◆ Written problem: Continue the bug report below about lspci failing in the vgpu-manager container in an air-gapped environment, starting after its final line.

-
Notifications
You must be signed in to change notification settings - Fork 77
Description
Important Note: NVIDIA AI Enterprise customers can get support from NVIDIA Enterprise support. Please open a case here.
Case number 01086911
Describe the bug
vgpu-manager lspci fails in air-gapped environment (on rheli9 and previously rheli8 - other environments not tested)
To Reproduce
cd gpu-driver-container\vgpu-manager\rhel9
set VERSION=580.126.08
set OS_TAG=rhcos4.18
docker build --build-arg DRIVER_VERSION=%VERSION% -t vgpu-manager:%VERSION%-%OS_TAG% .
docker save -o vgpu-manager-%VERSION%-%OS_TAG%.tar vgpu-manager:%VERSION%-%OS_TAG%
Upload vgpu-manager-580.126.08-rhcos4.18.tar to Openshift OCP hosts in an air-gapped environment
Openshift Console, navigate to Operators->Installed Operators->NVIDIA GPU Operator->All instances->gpu-cluster-policy, update the version to 580.126.08
the drivers fail as lspci cannot open libpci.so.3
Expected behavior
Drivers should load without errors.
Environment (please provide the following information):
gpu-driver-containersource (Commit SHA or image digest): sha256:6f8a016ab415bf4cdd8e1868de5ae5cf44e9681c- NVIDIA Driver Version: 580.126.08
- Host OS: Openshift ocp
- Kernel Version: rhcos4.18
- Container Runtime Version: ?

◆ Items:
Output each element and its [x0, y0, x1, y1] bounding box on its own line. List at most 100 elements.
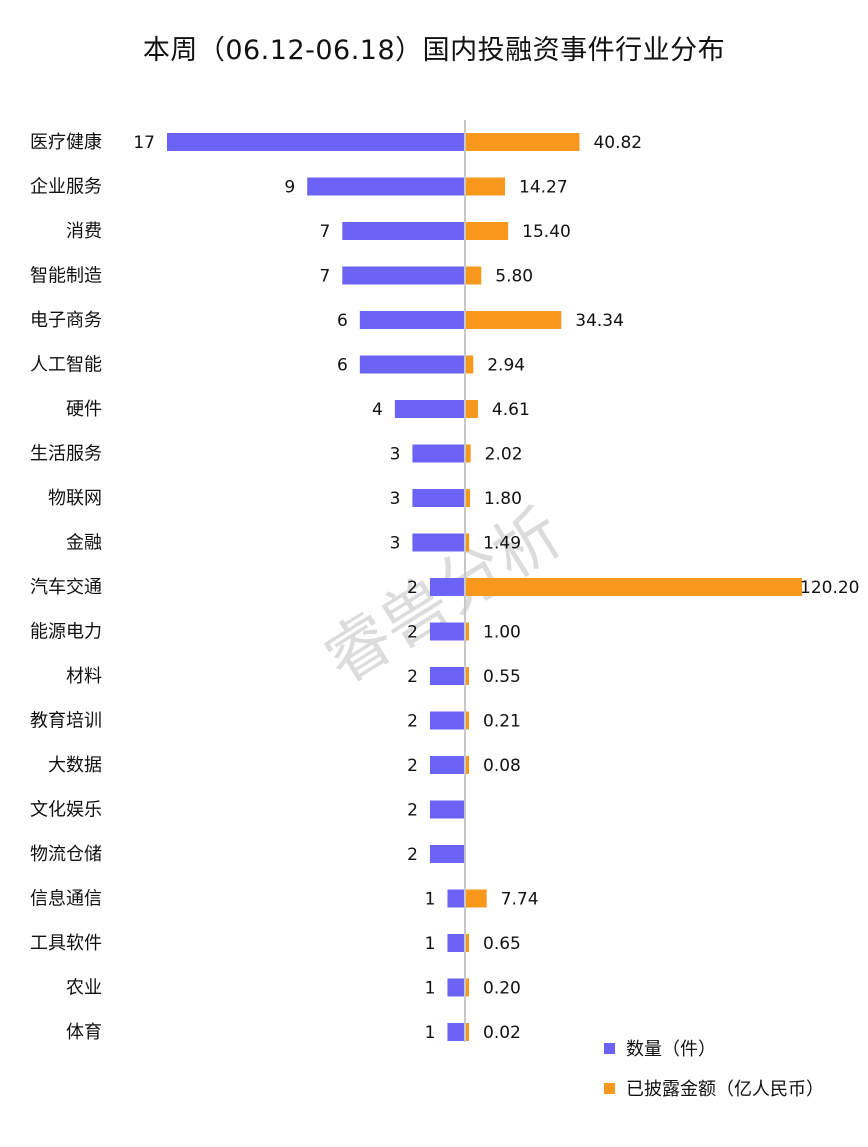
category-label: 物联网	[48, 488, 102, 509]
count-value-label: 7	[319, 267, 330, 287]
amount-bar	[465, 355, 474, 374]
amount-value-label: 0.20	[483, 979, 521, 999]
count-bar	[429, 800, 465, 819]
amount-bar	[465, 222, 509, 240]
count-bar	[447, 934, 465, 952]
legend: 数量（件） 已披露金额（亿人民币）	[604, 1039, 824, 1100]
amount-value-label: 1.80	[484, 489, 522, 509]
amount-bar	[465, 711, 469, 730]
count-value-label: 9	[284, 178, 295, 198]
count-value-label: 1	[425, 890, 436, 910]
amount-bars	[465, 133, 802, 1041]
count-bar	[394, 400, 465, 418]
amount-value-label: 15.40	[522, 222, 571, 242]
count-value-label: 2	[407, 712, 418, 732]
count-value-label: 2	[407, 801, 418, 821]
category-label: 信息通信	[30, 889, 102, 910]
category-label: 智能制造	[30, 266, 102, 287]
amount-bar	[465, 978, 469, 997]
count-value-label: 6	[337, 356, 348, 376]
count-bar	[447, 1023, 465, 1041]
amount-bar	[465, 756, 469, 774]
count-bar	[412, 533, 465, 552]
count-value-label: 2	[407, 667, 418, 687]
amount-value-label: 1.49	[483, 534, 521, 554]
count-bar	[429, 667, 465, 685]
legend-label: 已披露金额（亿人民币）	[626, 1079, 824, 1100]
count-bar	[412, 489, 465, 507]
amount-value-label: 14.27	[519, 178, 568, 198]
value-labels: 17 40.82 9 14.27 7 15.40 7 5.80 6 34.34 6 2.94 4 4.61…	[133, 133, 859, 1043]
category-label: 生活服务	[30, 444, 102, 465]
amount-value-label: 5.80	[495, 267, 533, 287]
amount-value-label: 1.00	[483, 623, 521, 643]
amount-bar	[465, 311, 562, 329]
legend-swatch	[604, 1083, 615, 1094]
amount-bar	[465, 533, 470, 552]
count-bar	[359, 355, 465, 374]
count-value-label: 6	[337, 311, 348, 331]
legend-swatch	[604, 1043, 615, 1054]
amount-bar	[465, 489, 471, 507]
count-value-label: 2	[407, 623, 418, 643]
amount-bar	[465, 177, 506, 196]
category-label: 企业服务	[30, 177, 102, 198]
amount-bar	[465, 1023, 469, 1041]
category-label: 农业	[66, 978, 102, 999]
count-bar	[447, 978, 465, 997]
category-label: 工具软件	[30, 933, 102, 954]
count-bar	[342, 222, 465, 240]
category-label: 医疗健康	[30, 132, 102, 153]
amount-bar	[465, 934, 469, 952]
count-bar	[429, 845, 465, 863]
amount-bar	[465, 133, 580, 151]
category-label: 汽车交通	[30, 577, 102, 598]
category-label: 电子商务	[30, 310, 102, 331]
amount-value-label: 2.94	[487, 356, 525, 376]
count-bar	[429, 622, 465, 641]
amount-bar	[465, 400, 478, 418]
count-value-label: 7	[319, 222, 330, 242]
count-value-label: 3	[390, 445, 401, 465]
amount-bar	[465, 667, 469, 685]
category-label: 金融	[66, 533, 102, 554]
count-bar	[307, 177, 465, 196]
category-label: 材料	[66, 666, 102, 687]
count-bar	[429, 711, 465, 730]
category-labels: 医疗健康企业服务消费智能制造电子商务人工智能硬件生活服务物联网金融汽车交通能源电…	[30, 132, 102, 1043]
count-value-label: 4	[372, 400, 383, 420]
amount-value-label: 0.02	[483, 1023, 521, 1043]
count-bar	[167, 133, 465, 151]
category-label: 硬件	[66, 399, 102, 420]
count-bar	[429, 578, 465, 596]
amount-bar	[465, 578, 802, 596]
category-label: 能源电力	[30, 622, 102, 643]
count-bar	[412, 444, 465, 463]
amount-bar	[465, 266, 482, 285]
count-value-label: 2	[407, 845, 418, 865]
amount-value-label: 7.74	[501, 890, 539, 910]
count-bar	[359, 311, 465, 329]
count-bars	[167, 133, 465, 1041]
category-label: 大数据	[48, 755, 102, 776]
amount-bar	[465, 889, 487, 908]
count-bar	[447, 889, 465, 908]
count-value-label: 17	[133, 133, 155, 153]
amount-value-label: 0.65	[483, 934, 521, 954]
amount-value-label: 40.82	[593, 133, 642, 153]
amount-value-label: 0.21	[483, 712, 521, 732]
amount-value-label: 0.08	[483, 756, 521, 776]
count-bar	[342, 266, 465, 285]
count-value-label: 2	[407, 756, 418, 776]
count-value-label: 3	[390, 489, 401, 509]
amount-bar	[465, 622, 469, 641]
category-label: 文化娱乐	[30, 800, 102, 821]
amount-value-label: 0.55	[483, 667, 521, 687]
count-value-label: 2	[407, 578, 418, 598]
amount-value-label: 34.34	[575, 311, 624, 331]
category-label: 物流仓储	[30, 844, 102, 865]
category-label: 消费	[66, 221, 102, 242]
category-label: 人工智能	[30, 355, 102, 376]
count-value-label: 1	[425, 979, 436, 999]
==
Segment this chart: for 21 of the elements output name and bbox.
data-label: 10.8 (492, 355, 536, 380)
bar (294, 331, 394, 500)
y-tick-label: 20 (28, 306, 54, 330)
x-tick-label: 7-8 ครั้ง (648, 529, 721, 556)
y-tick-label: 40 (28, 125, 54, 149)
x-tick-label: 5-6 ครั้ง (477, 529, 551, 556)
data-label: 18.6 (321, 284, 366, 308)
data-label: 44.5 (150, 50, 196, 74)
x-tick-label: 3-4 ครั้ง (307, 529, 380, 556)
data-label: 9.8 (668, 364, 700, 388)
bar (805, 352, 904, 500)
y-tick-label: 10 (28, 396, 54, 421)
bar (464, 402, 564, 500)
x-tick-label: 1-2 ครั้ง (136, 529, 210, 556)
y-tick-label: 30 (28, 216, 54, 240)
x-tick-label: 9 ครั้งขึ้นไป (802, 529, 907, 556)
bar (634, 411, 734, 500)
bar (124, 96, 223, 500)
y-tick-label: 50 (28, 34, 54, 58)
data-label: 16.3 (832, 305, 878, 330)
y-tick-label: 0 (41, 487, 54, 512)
---
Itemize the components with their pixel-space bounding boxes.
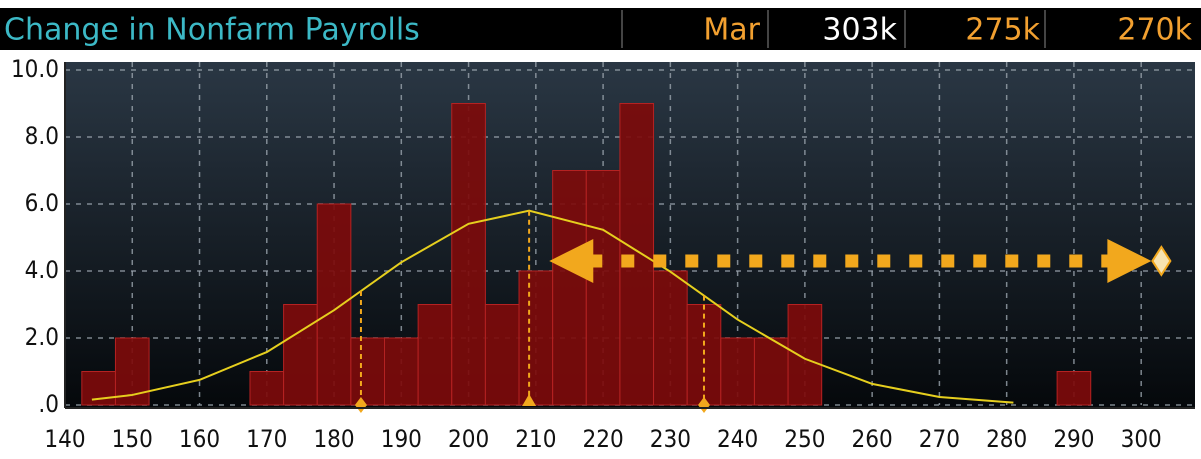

◆ Answer for this exercise:
- CPU Architecture x86_64
- GPU Model(s) T4/A2/A16
If applicable, also provide:
- Kubernetes Distro and Version: OpenShift
- NVIDIA GPU Operator version: 25.10.1
With https://github.com/NVIDIA/gpu-driver-container code from 2026-02-18, lspci fails in an air gapped environment. The error message is that it cannot load libpci.so.3. Also, setpci is required and it cannot be found. Dec 2025 modifications were done by users akri3 and Shivkumar Ople, to partially correct this problem but they do not work without additional code changes to the file gpu-driver-container\vgpu-manager\rhel9\ocp_dtk_entrypoint.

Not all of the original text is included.